## Challenge:
Your task is to output the entries below word for word.

## Data lines:
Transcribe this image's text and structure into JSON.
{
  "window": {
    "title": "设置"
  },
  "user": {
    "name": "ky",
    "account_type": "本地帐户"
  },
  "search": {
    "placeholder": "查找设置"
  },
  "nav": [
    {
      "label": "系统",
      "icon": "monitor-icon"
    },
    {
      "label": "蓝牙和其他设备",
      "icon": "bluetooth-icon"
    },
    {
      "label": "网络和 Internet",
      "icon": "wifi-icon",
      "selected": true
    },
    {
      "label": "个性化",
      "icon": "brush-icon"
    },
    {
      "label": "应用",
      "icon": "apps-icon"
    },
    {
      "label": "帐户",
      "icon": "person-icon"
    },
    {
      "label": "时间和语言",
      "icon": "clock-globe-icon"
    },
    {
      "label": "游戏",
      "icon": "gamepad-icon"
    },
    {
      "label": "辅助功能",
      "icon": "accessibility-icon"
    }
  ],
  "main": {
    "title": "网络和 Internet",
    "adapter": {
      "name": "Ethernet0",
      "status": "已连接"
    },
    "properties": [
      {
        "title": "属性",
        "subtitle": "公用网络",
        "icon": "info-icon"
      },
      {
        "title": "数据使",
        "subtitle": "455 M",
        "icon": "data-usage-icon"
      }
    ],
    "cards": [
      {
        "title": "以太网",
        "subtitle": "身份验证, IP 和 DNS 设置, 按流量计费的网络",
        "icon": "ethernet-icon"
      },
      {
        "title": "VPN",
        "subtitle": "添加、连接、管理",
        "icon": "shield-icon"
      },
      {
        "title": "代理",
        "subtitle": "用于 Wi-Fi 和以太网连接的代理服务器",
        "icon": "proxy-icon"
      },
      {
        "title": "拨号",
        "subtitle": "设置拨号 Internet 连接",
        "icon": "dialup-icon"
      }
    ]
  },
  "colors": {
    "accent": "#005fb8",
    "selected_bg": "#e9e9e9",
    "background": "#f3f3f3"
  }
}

## Exercise result:
Transcribe this image's text and structure into JSON.
{
  "window": {
    "title": "设置"
  },
  "user": {
    "name": "ky",
    "account_type": "本地帐户"
  },
  "search": {
    "placeholder": "查找设置"
  },
  "nav": [
    {
      "label": "系统",
      "icon": "monitor-icon"
    },
    {
      "label": "蓝牙和其他设备",
      "icon": "bluetooth-icon"
    },
    {
      "label": "网络和 Internet",
      "icon": "wifi-icon",
      "selected": true
    },
    {
      "label": "个性化",
      "icon": "brush-icon"
    },
    {
      "label": "应用",
      "icon": "apps-icon"
    },
    {
      "label": "帐户",
      "icon": "person-icon"
    },
    {
      "label": "时间和语言",
      "icon": "clock-globe-icon"
    },
    {
      "label": "游戏",
      "icon": "gamepad-icon"
    },
    {
      "label": "辅助功能",
      "icon": "accessibility-icon"
    }
  ],
  "main": {
    "title": "网络和 Internet",
    "adapter": {
      "name": "Ethernet0",
      "status": "已连接"
    },
    "properties": [
      {
        "title": "属性",
        "subtitle": "公用网络",
        "icon": "info-icon"
      },
      {
        "title": "数据使",
        "subtitle": "455 M",
        "icon": "data-usage-icon"
      }
    ],
    "cards": [
      {
        "title": "以太网",
        "subtitle": "身份验证, IP 和 DNS 设置, 按流量计费的网络",
        "icon": "ethernet-icon"
      },
      {
        "title": "VPN",
        "subtitle": "添加、连接、管理",
        "icon": "shield-icon"
      },
      {
        "title": "代理",
        "subtitle": "用于 Wi-Fi 和以太网连接的代理服务器",
        "icon": "proxy-icon"
      },
      {
        "title": "拨号",
        "subtitle": "设置拨号 Internet 连接",
        "icon": "dialup-icon"
      }
    ]
  },
  "colors": {
    "accent": "#005fb8",
    "selected_bg": "#e9e9e9",
    "background": "#f3f3f3"
  }
}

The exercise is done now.